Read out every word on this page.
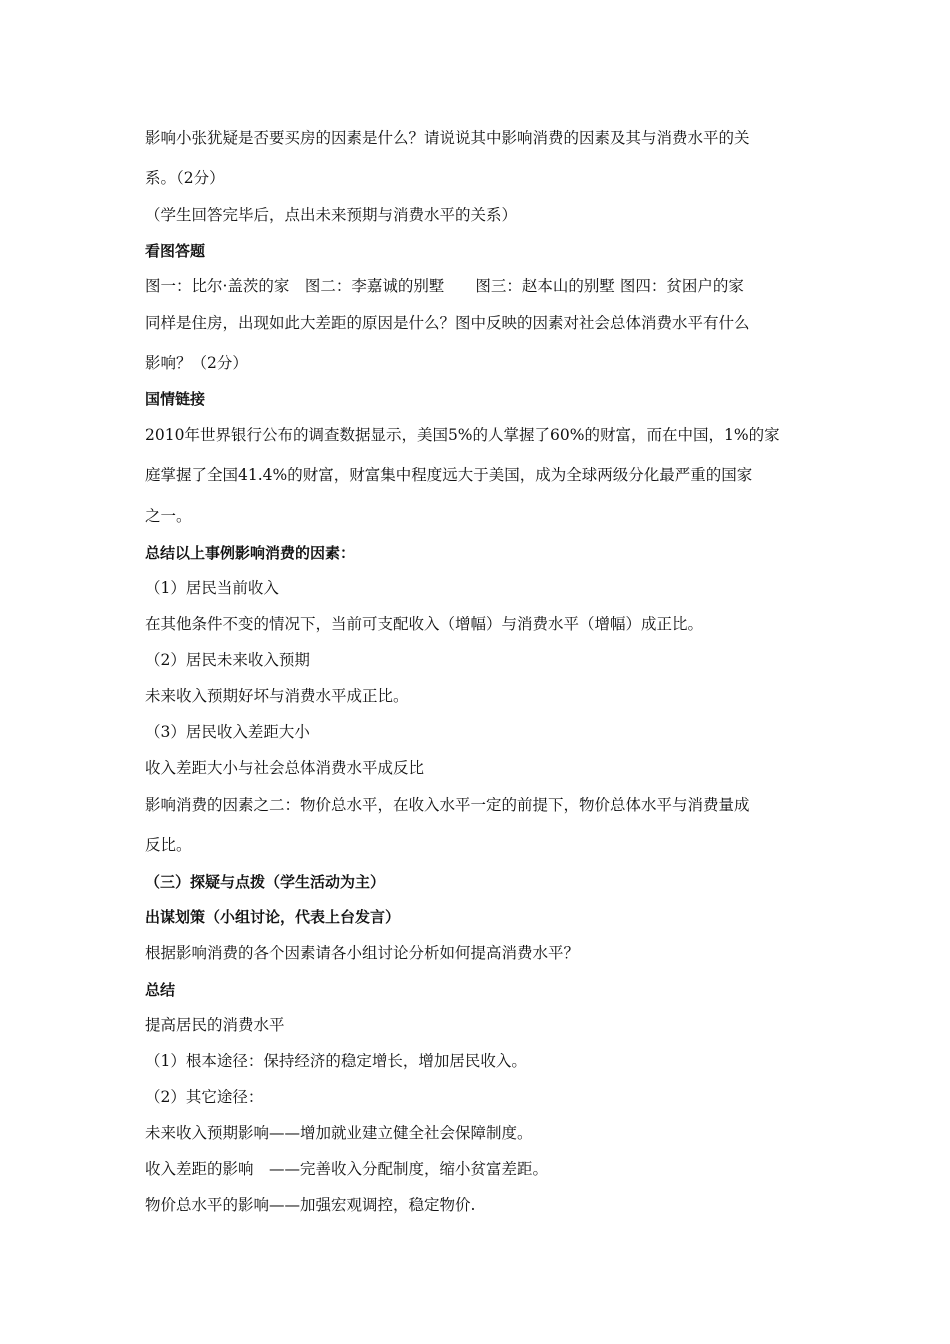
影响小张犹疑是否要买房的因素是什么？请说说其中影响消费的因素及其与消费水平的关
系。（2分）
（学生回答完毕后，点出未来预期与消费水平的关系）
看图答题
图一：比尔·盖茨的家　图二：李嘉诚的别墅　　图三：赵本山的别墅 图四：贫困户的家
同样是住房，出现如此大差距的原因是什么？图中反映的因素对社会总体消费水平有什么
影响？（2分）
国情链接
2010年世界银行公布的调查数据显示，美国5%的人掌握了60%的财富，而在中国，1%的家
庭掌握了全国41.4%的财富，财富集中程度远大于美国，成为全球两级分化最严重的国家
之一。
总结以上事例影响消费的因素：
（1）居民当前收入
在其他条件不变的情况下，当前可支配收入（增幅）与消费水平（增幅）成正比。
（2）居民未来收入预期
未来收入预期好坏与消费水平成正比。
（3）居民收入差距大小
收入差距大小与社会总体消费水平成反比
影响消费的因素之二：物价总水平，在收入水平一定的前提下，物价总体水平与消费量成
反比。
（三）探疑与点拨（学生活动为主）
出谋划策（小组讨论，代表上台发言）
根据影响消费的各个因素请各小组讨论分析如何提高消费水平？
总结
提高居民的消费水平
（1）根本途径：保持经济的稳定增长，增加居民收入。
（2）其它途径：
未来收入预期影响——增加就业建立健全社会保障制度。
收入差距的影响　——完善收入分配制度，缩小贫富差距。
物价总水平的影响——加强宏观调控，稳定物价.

• THE PROBLEM
Would you set down the listing exactly, omitting pictures?

• WRITTEN REPLY
Read out every word on this page.
影响小张犹疑是否要买房的因素是什么？请说说其中影响消费的因素及其与消费水平的关
系。（2分）
（学生回答完毕后，点出未来预期与消费水平的关系）
看图答题
图一：比尔·盖茨的家　图二：李嘉诚的别墅　　图三：赵本山的别墅 图四：贫困户的家
同样是住房，出现如此大差距的原因是什么？图中反映的因素对社会总体消费水平有什么
影响？（2分）
国情链接
2010年世界银行公布的调查数据显示，美国5%的人掌握了60%的财富，而在中国，1%的家
庭掌握了全国41.4%的财富，财富集中程度远大于美国，成为全球两级分化最严重的国家
之一。
总结以上事例影响消费的因素：
（1）居民当前收入
在其他条件不变的情况下，当前可支配收入（增幅）与消费水平（增幅）成正比。
（2）居民未来收入预期
未来收入预期好坏与消费水平成正比。
（3）居民收入差距大小
收入差距大小与社会总体消费水平成反比
影响消费的因素之二：物价总水平，在收入水平一定的前提下，物价总体水平与消费量成
反比。
（三）探疑与点拨（学生活动为主）
出谋划策（小组讨论，代表上台发言）
根据影响消费的各个因素请各小组讨论分析如何提高消费水平？
总结
提高居民的消费水平
（1）根本途径：保持经济的稳定增长，增加居民收入。
（2）其它途径：
未来收入预期影响——增加就业建立健全社会保障制度。
收入差距的影响　——完善收入分配制度，缩小贫富差距。
物价总水平的影响——加强宏观调控，稳定物价.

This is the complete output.